++++ ROWS

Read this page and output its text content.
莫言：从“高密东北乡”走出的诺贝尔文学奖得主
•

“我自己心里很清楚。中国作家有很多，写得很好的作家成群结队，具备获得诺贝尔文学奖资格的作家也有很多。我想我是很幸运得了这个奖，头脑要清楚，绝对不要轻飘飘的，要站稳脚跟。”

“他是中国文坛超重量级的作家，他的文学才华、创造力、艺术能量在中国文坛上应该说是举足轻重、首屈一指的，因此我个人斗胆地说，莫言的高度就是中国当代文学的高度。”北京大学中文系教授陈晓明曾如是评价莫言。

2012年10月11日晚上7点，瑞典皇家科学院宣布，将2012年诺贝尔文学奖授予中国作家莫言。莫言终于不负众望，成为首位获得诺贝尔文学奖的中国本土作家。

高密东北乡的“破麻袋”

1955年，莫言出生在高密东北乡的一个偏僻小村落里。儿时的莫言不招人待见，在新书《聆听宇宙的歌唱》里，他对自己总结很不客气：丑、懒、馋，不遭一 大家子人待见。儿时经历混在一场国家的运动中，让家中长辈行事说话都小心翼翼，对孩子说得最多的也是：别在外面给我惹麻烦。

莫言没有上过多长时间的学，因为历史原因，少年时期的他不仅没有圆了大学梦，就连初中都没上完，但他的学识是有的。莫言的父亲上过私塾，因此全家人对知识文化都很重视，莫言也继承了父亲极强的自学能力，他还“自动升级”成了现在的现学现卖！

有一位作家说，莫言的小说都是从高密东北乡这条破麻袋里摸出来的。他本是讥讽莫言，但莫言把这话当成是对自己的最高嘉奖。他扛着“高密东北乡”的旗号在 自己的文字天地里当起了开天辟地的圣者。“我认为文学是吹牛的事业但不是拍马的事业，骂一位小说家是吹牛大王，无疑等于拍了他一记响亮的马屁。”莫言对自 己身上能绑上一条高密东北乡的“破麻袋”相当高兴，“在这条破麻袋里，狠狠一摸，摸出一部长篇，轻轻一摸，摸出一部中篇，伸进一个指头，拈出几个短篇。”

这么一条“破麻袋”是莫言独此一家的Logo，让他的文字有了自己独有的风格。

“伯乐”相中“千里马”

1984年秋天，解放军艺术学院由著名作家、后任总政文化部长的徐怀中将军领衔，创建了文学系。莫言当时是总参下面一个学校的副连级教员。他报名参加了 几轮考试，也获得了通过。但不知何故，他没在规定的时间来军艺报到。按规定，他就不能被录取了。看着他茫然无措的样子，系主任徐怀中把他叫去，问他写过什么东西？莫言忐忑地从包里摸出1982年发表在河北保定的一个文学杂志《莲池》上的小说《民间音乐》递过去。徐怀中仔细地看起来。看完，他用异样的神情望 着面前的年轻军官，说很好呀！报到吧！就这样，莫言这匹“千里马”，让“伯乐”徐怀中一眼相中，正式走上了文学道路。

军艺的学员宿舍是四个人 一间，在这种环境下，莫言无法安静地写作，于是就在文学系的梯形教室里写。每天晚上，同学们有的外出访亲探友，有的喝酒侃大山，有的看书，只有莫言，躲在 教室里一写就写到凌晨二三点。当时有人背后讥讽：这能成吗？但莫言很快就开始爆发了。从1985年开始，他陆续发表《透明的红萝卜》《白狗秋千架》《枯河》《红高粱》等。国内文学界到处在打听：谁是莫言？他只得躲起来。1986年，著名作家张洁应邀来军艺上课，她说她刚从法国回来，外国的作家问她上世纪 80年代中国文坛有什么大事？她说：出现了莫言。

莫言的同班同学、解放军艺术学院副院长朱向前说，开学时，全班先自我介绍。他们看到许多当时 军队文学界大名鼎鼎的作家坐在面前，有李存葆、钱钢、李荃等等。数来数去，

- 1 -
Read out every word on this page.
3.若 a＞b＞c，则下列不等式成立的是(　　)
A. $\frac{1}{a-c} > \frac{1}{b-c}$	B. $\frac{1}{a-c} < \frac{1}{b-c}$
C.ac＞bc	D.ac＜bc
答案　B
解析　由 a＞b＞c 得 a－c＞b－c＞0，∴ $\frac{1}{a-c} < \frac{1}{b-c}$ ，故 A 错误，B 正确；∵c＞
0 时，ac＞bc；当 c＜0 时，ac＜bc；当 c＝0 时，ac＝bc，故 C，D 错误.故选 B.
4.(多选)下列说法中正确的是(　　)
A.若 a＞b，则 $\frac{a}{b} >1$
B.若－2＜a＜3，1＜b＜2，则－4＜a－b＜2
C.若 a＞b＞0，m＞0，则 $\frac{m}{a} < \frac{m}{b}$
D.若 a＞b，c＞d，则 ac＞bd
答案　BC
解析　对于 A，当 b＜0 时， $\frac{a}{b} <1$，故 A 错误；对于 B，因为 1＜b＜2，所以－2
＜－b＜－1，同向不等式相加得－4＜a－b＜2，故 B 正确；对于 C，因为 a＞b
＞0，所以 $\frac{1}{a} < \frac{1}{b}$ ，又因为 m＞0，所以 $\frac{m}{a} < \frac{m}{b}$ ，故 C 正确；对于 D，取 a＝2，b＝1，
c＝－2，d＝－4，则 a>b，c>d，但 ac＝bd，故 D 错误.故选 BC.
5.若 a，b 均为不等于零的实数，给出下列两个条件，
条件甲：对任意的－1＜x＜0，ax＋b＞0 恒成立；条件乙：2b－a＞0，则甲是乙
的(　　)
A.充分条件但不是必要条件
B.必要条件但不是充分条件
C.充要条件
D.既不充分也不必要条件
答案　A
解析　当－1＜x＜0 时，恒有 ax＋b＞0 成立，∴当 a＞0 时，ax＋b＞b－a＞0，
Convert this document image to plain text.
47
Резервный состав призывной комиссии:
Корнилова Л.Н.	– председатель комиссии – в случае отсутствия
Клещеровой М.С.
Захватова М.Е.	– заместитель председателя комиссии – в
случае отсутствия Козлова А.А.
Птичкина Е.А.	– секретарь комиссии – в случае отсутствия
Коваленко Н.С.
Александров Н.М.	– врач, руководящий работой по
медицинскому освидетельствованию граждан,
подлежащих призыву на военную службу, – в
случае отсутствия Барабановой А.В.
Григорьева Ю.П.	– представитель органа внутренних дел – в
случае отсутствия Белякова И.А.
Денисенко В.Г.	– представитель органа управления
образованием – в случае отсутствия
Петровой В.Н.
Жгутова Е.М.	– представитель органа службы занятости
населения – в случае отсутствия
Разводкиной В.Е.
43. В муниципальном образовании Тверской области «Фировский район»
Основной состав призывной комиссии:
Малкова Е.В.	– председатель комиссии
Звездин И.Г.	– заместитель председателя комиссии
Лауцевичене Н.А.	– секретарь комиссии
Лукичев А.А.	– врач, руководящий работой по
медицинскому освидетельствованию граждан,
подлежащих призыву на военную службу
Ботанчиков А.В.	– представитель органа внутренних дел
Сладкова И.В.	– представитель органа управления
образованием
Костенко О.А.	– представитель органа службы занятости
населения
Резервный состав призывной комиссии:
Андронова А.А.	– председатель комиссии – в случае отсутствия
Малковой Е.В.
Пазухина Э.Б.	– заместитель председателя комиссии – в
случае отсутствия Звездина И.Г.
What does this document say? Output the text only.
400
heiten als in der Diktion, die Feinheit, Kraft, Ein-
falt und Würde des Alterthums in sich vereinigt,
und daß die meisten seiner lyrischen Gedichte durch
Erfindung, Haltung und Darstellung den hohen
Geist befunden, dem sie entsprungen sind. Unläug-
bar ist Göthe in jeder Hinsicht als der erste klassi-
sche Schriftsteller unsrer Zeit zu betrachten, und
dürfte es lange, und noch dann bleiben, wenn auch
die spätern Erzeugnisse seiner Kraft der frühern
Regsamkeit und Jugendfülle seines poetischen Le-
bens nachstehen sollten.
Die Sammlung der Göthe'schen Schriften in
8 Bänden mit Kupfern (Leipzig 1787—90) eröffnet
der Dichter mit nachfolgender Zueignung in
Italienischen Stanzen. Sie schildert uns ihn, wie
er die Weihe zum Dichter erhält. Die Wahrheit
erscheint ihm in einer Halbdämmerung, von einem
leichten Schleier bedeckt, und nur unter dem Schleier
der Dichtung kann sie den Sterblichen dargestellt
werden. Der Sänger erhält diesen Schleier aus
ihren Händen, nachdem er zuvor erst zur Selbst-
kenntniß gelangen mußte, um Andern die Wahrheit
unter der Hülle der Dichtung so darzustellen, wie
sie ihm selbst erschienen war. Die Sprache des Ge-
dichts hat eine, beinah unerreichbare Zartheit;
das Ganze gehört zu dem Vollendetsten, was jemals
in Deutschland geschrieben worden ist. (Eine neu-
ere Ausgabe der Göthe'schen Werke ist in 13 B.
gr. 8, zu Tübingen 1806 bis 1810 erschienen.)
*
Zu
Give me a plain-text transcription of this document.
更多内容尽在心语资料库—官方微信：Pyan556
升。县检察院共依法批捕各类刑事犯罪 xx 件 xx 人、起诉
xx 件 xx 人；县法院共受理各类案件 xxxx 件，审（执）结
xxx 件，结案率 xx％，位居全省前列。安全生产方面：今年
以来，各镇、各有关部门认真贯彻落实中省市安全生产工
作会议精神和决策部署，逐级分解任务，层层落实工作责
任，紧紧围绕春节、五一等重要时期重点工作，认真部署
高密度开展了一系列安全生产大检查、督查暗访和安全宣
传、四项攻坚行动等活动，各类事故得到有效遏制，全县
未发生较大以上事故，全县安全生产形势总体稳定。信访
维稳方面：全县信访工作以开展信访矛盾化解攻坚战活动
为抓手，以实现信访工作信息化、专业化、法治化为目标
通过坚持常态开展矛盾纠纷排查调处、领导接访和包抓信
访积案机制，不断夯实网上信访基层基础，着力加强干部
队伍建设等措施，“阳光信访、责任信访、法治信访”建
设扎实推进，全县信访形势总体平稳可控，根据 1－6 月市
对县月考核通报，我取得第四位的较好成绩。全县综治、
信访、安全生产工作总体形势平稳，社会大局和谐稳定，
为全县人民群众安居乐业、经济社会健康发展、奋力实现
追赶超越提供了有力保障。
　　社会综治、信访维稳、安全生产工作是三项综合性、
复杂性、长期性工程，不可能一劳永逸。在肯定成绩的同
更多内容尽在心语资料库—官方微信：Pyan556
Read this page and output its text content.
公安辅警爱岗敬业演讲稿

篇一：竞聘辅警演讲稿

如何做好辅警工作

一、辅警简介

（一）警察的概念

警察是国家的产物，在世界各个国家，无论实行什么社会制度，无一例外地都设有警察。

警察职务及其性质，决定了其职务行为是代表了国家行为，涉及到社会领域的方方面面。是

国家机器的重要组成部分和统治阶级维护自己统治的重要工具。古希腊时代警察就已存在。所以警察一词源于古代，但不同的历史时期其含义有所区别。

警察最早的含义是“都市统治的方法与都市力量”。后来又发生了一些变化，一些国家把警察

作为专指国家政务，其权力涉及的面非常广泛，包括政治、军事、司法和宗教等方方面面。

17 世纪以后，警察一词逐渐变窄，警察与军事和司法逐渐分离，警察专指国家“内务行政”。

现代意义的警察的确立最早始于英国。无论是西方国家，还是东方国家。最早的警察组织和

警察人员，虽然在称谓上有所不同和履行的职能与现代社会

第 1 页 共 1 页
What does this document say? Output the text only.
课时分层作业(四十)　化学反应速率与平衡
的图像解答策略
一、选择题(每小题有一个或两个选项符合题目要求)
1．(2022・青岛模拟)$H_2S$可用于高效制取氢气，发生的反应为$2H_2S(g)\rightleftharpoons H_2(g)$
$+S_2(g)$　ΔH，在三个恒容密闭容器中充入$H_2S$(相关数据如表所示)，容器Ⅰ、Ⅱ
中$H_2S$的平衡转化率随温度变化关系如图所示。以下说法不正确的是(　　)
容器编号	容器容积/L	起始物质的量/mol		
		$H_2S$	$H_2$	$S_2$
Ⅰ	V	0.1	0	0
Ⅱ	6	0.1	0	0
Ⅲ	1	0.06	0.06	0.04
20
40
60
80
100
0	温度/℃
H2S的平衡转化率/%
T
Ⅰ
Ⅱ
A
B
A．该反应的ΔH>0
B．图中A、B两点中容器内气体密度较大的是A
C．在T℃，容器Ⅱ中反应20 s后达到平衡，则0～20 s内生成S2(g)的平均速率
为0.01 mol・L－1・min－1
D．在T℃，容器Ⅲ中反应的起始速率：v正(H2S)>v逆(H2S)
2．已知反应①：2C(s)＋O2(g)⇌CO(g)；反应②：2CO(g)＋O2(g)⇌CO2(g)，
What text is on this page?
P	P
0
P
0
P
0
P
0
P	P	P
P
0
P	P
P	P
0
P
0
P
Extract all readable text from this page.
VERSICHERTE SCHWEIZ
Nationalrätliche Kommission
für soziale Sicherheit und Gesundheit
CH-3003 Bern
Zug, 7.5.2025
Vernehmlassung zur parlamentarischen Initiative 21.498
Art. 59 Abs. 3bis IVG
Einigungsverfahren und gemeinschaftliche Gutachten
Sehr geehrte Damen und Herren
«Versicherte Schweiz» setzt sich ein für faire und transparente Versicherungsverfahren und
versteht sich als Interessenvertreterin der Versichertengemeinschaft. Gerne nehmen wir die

++++++++

* **PROBLEM**
Repeat only the stretch of lines that opens with the line containing "What text is on this page?" and closes with the final line of the entries, both included, exactly as written.

* **EXERCISE SOLUTION**
What text is on this page?
P	P
0
P
0
P
0
P
0
P	P	P
P
0
P	P
P	P
0
P
0
P
Extract all readable text from this page.
VERSICHERTE SCHWEIZ
Nationalrätliche Kommission
für soziale Sicherheit und Gesundheit
CH-3003 Bern
Zug, 7.5.2025
Vernehmlassung zur parlamentarischen Initiative 21.498
Art. 59 Abs. 3bis IVG
Einigungsverfahren und gemeinschaftliche Gutachten
Sehr geehrte Damen und Herren
«Versicherte Schweiz» setzt sich ein für faire und transparente Versicherungsverfahren und
versteht sich als Interessenvertreterin der Versichertengemeinschaft. Gerne nehmen wir die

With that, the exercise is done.